• Written problem
Across all the lines below, how many contain the string "year"? Please reply with the number only.
----------------------------------------
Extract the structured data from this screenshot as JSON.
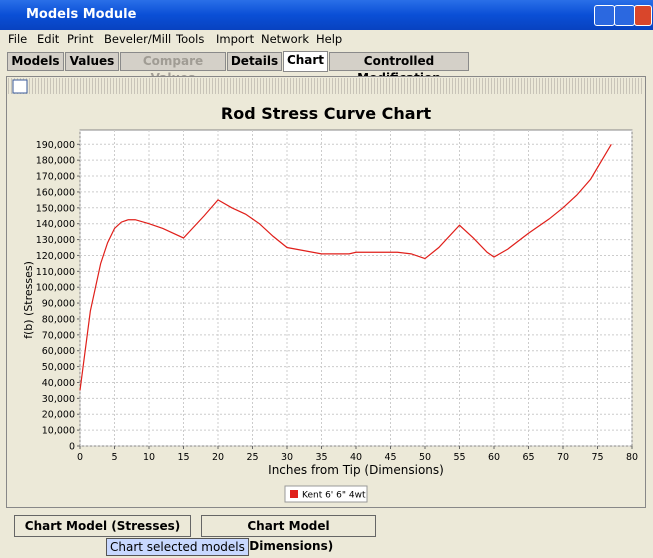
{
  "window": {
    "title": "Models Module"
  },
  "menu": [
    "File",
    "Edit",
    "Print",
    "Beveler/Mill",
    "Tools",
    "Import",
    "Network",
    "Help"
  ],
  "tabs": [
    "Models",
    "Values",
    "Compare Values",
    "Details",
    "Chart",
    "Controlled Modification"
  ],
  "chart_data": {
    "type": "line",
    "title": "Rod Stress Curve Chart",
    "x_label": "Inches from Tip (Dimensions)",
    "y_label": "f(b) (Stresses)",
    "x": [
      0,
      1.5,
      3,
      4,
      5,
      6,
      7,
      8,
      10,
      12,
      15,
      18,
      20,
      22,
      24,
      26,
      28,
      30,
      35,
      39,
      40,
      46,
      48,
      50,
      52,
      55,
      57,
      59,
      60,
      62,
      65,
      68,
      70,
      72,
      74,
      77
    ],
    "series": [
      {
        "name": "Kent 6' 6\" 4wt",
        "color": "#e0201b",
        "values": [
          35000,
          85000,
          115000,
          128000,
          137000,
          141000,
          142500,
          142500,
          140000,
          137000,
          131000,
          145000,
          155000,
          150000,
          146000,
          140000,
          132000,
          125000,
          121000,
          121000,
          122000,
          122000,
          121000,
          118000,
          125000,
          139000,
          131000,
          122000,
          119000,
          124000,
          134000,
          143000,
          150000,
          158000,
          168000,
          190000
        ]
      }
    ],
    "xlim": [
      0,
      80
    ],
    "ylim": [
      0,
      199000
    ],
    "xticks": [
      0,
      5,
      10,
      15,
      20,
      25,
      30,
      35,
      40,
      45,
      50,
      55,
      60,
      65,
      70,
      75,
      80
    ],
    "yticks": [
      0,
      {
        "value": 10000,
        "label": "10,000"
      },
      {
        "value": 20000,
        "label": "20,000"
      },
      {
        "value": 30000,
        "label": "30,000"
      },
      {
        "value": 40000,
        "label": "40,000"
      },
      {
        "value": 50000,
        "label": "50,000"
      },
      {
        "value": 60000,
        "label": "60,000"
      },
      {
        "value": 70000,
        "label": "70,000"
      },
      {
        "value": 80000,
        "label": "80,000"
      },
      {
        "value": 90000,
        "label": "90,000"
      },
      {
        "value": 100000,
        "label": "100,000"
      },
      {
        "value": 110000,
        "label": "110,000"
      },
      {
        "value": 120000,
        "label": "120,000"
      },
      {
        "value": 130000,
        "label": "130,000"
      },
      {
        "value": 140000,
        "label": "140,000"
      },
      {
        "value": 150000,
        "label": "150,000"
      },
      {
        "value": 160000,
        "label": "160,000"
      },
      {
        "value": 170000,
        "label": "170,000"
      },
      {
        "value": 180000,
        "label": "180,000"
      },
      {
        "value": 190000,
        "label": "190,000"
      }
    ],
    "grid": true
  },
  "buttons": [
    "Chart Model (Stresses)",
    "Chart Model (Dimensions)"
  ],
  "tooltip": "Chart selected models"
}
----------------------------------------
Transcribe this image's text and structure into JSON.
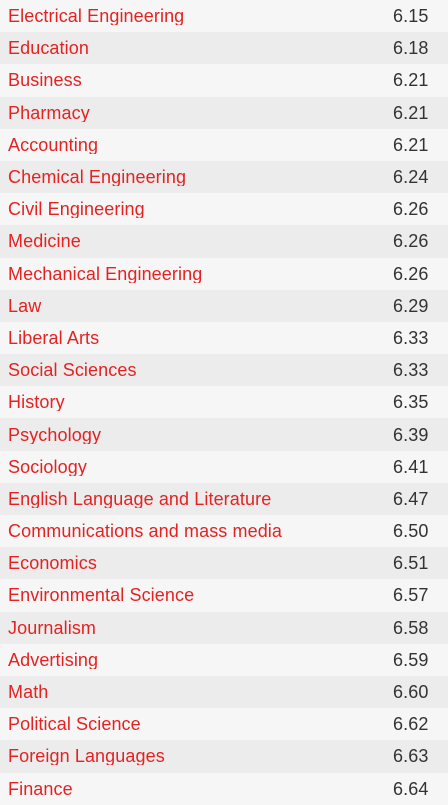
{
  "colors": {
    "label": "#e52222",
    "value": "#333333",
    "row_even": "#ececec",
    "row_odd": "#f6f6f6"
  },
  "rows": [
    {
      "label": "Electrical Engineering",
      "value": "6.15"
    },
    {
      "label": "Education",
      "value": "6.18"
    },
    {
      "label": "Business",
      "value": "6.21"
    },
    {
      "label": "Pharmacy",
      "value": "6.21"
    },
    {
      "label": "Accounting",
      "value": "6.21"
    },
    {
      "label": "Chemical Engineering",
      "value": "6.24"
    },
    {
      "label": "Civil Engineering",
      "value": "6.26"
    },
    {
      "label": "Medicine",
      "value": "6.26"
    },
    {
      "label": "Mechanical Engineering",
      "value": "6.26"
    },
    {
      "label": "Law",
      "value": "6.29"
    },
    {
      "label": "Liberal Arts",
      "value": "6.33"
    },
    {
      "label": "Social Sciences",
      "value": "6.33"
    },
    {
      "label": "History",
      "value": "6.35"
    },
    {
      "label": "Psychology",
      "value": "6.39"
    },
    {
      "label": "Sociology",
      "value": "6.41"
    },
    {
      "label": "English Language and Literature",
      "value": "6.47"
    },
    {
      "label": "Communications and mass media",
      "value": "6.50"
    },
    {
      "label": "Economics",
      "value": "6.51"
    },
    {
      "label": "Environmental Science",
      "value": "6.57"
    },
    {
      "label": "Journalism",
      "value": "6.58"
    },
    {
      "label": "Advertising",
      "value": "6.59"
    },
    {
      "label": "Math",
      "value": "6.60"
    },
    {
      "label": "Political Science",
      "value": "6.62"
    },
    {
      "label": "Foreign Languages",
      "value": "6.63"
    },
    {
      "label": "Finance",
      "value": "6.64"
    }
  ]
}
----------------------------------------
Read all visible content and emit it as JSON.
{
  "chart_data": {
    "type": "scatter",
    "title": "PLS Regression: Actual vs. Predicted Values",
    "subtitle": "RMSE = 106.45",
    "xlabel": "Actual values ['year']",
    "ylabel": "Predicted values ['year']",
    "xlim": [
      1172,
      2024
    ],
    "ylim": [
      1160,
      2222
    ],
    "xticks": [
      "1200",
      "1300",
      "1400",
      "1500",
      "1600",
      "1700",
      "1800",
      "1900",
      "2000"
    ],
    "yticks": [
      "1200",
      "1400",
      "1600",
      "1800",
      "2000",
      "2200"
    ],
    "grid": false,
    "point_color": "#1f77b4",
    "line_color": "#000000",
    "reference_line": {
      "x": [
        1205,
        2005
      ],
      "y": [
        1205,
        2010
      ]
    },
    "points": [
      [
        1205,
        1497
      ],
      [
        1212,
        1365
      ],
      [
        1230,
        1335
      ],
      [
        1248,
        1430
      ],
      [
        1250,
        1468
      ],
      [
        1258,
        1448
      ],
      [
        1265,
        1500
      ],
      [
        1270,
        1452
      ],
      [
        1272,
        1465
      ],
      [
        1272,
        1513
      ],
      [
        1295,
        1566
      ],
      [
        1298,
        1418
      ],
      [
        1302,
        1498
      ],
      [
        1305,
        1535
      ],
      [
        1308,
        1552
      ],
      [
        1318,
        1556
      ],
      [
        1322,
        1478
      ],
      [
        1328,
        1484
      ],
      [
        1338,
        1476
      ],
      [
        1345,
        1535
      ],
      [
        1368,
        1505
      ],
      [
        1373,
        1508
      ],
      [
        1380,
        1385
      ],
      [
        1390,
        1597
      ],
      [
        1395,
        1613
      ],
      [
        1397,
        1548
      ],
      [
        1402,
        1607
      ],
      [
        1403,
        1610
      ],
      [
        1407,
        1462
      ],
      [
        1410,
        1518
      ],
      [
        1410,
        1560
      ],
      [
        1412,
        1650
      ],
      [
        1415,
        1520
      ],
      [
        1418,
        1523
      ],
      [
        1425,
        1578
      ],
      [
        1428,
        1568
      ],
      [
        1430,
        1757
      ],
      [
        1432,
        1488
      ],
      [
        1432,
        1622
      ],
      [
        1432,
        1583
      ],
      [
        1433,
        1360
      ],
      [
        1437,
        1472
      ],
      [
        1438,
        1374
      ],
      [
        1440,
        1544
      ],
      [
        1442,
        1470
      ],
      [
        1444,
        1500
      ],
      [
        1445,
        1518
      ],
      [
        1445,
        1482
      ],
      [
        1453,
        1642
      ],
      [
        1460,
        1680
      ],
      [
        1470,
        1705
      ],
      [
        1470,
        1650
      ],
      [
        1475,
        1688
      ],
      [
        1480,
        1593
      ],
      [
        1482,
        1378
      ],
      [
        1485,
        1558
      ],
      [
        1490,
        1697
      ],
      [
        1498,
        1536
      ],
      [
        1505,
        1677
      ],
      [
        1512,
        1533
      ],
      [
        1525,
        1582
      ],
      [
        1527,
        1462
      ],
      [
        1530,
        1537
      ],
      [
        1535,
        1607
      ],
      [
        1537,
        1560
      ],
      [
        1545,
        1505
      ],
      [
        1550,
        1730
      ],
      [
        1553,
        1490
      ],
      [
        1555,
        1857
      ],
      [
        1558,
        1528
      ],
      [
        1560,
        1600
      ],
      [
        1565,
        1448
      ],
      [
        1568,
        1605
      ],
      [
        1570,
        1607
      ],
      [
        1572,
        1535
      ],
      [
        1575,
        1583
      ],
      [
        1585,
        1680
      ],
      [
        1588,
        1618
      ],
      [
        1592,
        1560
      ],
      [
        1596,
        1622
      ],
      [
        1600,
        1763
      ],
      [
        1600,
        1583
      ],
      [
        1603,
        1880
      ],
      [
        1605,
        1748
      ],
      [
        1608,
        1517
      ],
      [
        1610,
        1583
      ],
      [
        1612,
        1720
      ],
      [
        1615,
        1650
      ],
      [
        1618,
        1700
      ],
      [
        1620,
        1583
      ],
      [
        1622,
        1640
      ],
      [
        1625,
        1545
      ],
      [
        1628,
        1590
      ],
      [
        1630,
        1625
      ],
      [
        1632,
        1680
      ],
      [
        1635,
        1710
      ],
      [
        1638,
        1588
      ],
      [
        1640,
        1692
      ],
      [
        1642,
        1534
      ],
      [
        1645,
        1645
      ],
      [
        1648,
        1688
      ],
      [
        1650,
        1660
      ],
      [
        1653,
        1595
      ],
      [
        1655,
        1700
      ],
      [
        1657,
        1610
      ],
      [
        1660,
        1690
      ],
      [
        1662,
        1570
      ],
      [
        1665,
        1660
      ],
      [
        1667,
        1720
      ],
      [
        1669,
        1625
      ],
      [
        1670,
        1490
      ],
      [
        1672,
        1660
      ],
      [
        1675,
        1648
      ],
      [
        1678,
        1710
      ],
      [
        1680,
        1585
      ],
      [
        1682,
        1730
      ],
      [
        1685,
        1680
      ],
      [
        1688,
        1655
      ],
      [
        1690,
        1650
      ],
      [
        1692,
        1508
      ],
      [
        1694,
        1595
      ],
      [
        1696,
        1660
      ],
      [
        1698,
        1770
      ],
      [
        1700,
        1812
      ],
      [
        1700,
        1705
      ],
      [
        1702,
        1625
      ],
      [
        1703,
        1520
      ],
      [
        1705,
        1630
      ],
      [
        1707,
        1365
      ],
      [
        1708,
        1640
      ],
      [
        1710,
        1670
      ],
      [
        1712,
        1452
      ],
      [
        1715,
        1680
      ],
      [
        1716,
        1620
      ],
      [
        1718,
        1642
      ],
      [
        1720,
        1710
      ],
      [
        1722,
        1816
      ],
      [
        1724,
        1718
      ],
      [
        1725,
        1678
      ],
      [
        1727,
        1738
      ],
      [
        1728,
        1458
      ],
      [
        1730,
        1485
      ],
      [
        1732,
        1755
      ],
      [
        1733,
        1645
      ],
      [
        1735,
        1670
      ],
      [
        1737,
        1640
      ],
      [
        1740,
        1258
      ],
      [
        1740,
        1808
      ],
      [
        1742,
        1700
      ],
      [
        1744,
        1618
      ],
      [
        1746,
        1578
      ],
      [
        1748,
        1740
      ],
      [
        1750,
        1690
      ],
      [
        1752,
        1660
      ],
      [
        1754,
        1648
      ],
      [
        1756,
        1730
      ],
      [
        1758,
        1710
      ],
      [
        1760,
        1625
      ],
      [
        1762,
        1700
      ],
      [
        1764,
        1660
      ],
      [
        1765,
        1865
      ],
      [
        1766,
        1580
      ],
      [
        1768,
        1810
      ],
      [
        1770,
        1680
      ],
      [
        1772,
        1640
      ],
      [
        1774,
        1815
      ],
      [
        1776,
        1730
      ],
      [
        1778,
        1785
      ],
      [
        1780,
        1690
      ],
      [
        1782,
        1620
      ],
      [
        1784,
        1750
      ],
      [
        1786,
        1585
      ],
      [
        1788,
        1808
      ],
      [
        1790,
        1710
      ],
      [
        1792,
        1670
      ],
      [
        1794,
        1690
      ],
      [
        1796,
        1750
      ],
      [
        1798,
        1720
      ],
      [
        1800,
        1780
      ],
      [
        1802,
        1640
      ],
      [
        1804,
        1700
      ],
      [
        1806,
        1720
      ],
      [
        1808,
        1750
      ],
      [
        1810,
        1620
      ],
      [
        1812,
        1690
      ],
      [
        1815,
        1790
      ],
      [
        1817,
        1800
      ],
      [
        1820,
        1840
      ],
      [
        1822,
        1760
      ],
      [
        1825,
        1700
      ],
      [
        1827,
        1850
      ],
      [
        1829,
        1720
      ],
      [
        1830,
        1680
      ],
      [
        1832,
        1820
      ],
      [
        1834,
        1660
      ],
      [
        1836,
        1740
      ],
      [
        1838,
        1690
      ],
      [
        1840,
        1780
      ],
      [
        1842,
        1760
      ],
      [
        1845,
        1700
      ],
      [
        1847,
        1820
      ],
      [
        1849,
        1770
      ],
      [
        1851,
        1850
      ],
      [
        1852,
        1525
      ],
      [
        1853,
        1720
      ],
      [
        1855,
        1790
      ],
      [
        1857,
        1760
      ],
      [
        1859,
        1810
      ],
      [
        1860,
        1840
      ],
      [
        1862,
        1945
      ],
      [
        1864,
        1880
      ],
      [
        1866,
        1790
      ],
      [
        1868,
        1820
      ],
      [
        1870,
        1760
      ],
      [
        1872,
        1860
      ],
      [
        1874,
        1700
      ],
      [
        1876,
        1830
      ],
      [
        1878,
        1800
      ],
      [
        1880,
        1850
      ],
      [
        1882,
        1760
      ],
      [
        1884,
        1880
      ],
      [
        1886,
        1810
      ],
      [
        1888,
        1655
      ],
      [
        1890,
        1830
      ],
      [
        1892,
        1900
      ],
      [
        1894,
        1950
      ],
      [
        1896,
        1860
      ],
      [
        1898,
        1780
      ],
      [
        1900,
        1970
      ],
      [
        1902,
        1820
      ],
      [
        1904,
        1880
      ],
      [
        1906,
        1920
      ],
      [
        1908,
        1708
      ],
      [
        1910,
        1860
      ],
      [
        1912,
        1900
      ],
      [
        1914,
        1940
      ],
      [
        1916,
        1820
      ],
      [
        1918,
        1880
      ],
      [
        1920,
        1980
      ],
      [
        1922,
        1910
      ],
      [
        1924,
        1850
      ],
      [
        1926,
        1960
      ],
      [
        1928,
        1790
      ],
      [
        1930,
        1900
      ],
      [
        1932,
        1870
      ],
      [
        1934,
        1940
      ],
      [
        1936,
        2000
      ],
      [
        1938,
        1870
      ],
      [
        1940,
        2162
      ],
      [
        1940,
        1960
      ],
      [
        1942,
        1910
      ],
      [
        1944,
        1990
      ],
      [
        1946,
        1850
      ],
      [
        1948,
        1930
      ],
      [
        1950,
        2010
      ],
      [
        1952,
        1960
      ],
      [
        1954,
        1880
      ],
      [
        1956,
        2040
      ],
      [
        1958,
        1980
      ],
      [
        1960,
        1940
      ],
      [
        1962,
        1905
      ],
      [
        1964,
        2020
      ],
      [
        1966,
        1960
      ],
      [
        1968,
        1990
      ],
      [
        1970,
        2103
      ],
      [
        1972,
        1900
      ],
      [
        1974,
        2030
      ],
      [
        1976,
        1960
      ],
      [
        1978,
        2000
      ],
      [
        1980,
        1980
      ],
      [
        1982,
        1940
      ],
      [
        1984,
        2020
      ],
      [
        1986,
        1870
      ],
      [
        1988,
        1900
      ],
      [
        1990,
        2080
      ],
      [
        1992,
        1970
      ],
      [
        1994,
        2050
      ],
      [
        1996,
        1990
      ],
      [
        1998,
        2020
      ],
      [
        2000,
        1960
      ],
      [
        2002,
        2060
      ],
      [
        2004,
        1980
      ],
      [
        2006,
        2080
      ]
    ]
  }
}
----------------------------------------
• Task solution
2